▶ **Tu tarea**:
Indica si cada afirmación concuerda con el texto sobre los mitos indígenas, respondiendo sí o no y citando textualmente las palabras del texto que lo deciden.
1. Los mitos indígenas pretendían ser verdades inapelables.
2. Los temas de los mitos indígenas eran los mismos que preocupaban a los occidentales.
3. La coherencia de los relatos indígenas radicaba en la cohesión de los hechos entre sí.

▶ **Texto extraído**:
>>>>

El lenguaje usado para la narración de leyendas y cuentos tiene un
sentido sólo en nuestra civilización occidental. Concibe el relato
como una progresión de hechos que tienen coherencia entre sí porque
se narran sucesivamente y poseen un hilo conductor que los
encadena. No siempre ni en todas partes fue así: más de un cronista
americano habló de la presunta dificultad que a su entender tenían
los indios para expresar correctamente sus mitos y creencias. Según
tales cronistas los relatos no tenían sentido y parecían hechos de
retazos aislados e inconexos. Algo semejante a nuestros sueños, de
cuyas imágenes parece que nos queda siempre una sensación de
instantaneidad, de fogonazo que ilumina durante un momento una
estancia para volver a dejarla en la oscuridad. Los mitos en las
culturas indias eran, sin embargo, el reflejo de un estado natural,
de una religiosidad sin dogmas; eran relatos orales entregados como
versiones y comentarios de cosas que pasaban o habían pasado, de lo
que se decía que aconteció o había de suceder y quien lo relataba
lo revivía o lo imitaba. No pretendían, por tanto, ser verdades
inapelables sino imágenes que se recreaban oralmente y se renovaban
y transformaban constantemente, como las posturas de un animal
cazador o las formas de las nubes en el cielo. Los temas, desde
luego, eran los mismos que nos preocupaban a los occidentales (el
fin del mundo, la multiplicidad del universo, la fragilidad del ser
humano, el interés por los otros o el respeto al entorno), pero sus
concreciones, lejos de revestirse de seriedad, eran fugaces y
cambiantes. Su coherencia no radicaba en la cohesión de los hechos
entre sí, sino en la relación de esos hechos con la propia
existencia, con la propia mentalidad. Muchas culturas indígenas
(indígena en realidad significa “nacido allí”) todavía conservan,
en hermosos relatos entregados cuidadosamente por la tradición
oral, el recuerdo de ideales épocas pasadas denominadas
genéricamente como “tiempo de los sueños” o más sutilmente edad de
la poesía, es decir períodos de tiempo en que la imaginación y la
memoria superaban a la realidad en la mentalidad humana.

<<<<

▶ **Fragmentos de datos**:
>>>>

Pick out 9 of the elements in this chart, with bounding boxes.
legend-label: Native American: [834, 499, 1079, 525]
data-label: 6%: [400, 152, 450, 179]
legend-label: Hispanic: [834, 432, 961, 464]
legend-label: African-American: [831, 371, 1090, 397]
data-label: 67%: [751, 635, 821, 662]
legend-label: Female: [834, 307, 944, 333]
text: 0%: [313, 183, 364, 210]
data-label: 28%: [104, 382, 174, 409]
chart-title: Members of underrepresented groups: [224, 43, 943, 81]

<<<<

▶ **Zona de respuesta**:
1. No: «No pretendían, por tanto, ser verdades inapelables»
2. Sí: «Los temas, desde luego, eran los mismos que nos preocupaban a los occidentales»
3. No: «Su coherencia no radicaba en la cohesión de los hechos entre sí»